Transcribe the entries that follow exactly as they appear, minus pictures.

→ INPUT DATA

━━━━━━━━━━━━━━━━━━━━

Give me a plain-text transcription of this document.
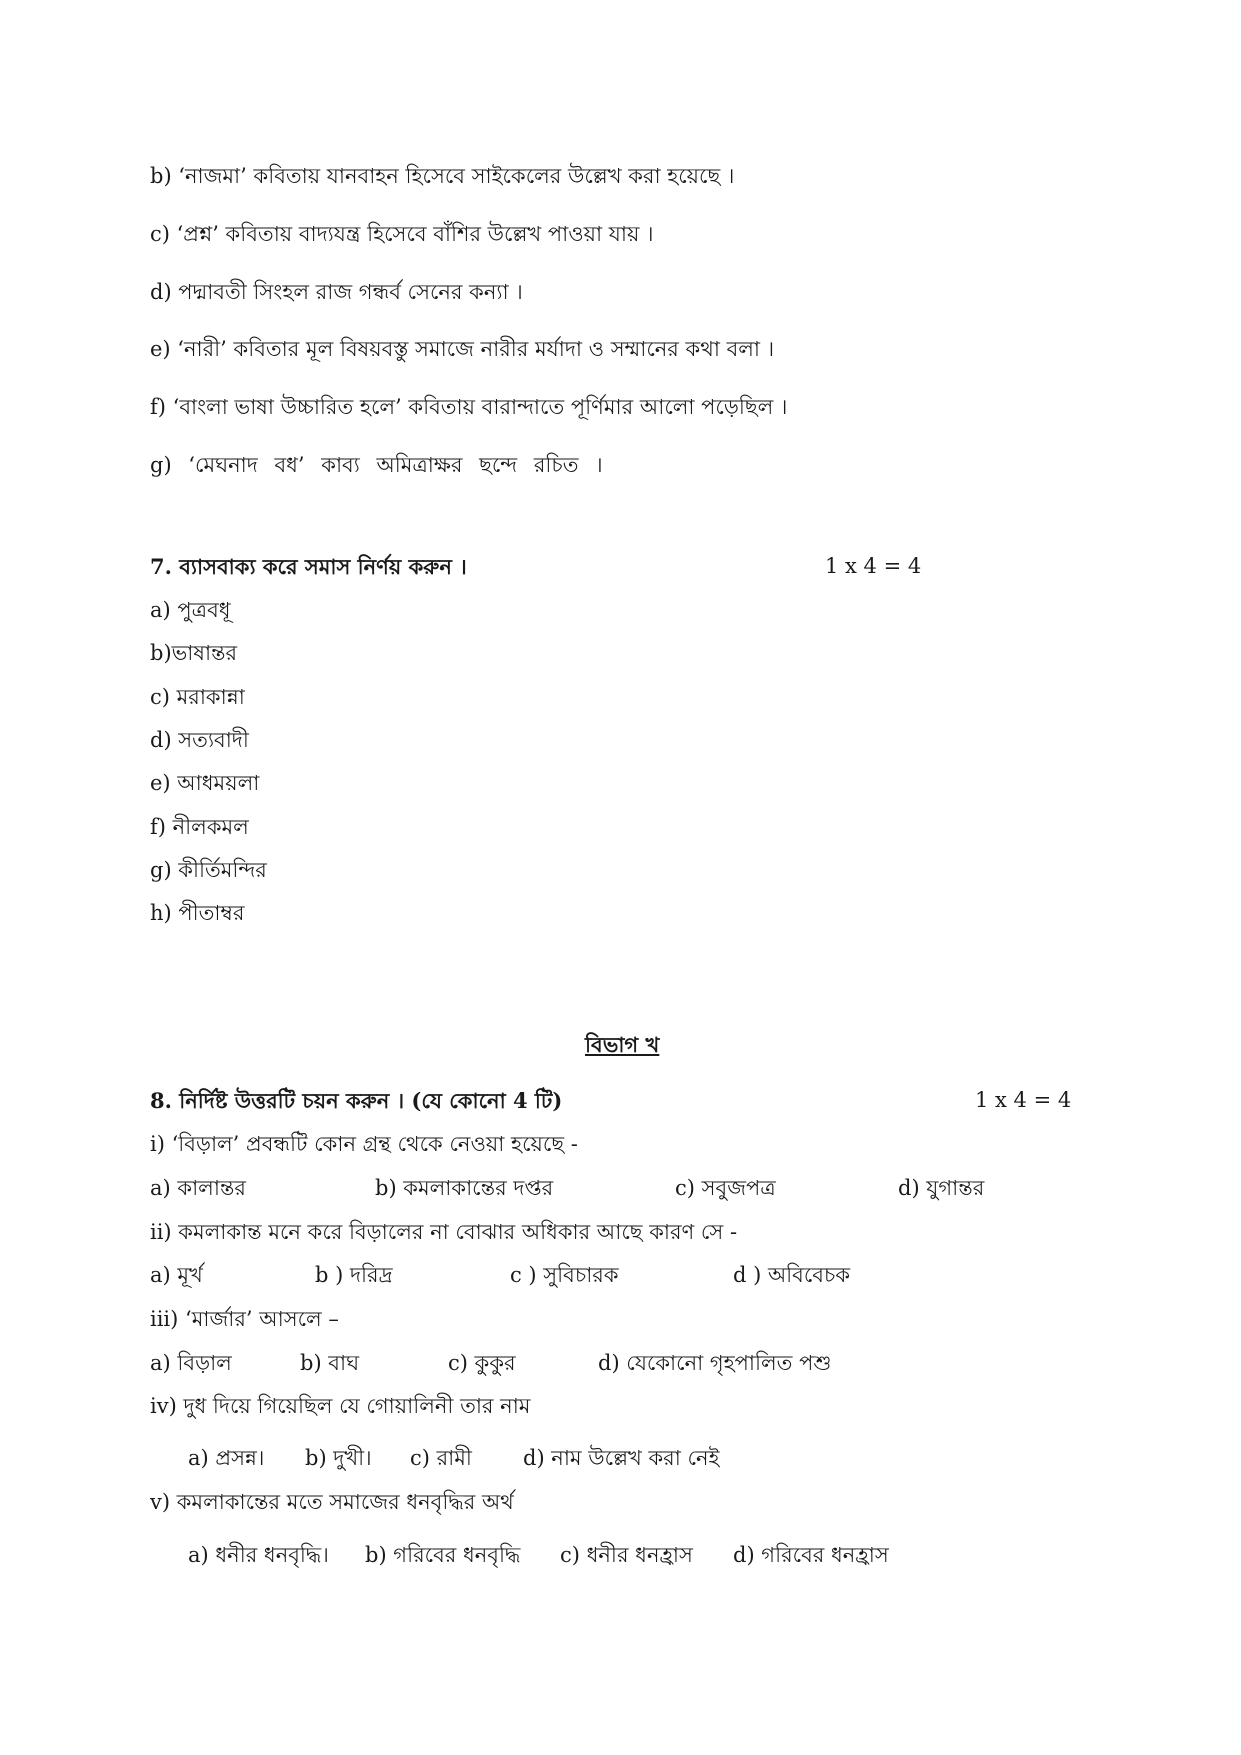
b) ‘নাজমা’ কবিতায় যানবাহন হিসেবে সাইকেলের উল্লেখ করা হয়েছে ।
c) ‘প্রশ্ন’ কবিতায় বাদ্যযন্ত্র হিসেবে বাঁশির উল্লেখ পাওয়া যায় ।
d) পদ্মাবতী সিংহল রাজ গন্ধর্ব সেনের কন্যা ।
e) ‘নারী’ কবিতার মূল বিষয়বস্তু সমাজে নারীর মর্যাদা ও সম্মানের কথা বলা ।
f) ‘বাংলা ভাষা উচ্চারিত হলে’ কবিতায় বারান্দাতে পূর্ণিমার আলো পড়েছিল ।
g) ‘মেঘনাদ বধ’ কাব্য অমিত্রাক্ষর ছন্দে রচিত ।
7. ব্যাসবাক্য করে সমাস নির্ণয় করুন ।	1 x 4 = 4
a) পুত্রবধূ
b)ভাষান্তর
c) মরাকান্না
d) সত্যবাদী
e) আধময়লা
f) নীলকমল
g) কীর্তিমন্দির
h) পীতাম্বর
বিভাগ খ
8. নির্দিষ্ট উত্তরটি চয়ন করুন । (যে কোনো 4 টি)	1 x 4 = 4
i) ‘বিড়াল’ প্রবন্ধটি কোন গ্রন্থ থেকে নেওয়া হয়েছে -
a) কালান্তর	b) কমলাকান্তের দপ্তর	c) সবুজপত্র	d) যুগান্তর
ii) কমলাকান্ত মনে করে বিড়ালের না বোঝার অধিকার আছে কারণ সে -
a) মূর্খ	b ) দরিদ্র	c ) সুবিচারক	d ) অবিবেচক
iii) ‘মার্জার’ আসলে –
a) বিড়াল	b) বাঘ	c) কুকুর	d) যেকোনো গৃহপালিত পশু
iv) দুধ দিয়ে গিয়েছিল যে গোয়ালিনী তার নাম
a) প্রসন্ন। b) দুখী। c) রামী d) নাম উল্লেখ করা নেই
v) কমলাকান্তের মতে সমাজের ধনবৃদ্ধির অর্থ
a) ধনীর ধনবৃদ্ধি। b) গরিবের ধনবৃদ্ধি c) ধনীর ধনহ্রাস d) গরিবের ধনহ্রাস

━━━━━━━━━━━━━━━━━━━━

→ RESULT OF THIS TASK
Give me a plain-text transcription of this document.
b) ‘নাজমা’ কবিতায় যানবাহন হিসেবে সাইকেলের উল্লেখ করা হয়েছে ।
c) ‘প্রশ্ন’ কবিতায় বাদ্যযন্ত্র হিসেবে বাঁশির উল্লেখ পাওয়া যায় ।
d) পদ্মাবতী সিংহল রাজ গন্ধর্ব সেনের কন্যা ।
e) ‘নারী’ কবিতার মূল বিষয়বস্তু সমাজে নারীর মর্যাদা ও সম্মানের কথা বলা ।
f) ‘বাংলা ভাষা উচ্চারিত হলে’ কবিতায় বারান্দাতে পূর্ণিমার আলো পড়েছিল ।
g) ‘মেঘনাদ বধ’ কাব্য অমিত্রাক্ষর ছন্দে রচিত ।
7. ব্যাসবাক্য করে সমাস নির্ণয় করুন ।	1 x 4 = 4
a) পুত্রবধূ
b)ভাষান্তর
c) মরাকান্না
d) সত্যবাদী
e) আধময়লা
f) নীলকমল
g) কীর্তিমন্দির
h) পীতাম্বর
বিভাগ খ
8. নির্দিষ্ট উত্তরটি চয়ন করুন । (যে কোনো 4 টি)	1 x 4 = 4
i) ‘বিড়াল’ প্রবন্ধটি কোন গ্রন্থ থেকে নেওয়া হয়েছে -
a) কালান্তর	b) কমলাকান্তের দপ্তর	c) সবুজপত্র	d) যুগান্তর
ii) কমলাকান্ত মনে করে বিড়ালের না বোঝার অধিকার আছে কারণ সে -
a) মূর্খ	b ) দরিদ্র	c ) সুবিচারক	d ) অবিবেচক
iii) ‘মার্জার’ আসলে –
a) বিড়াল	b) বাঘ	c) কুকুর	d) যেকোনো গৃহপালিত পশু
iv) দুধ দিয়ে গিয়েছিল যে গোয়ালিনী তার নাম
a) প্রসন্ন। b) দুখী। c) রামী d) নাম উল্লেখ করা নেই
v) কমলাকান্তের মতে সমাজের ধনবৃদ্ধির অর্থ
a) ধনীর ধনবৃদ্ধি। b) গরিবের ধনবৃদ্ধি c) ধনীর ধনহ্রাস d) গরিবের ধনহ্রাস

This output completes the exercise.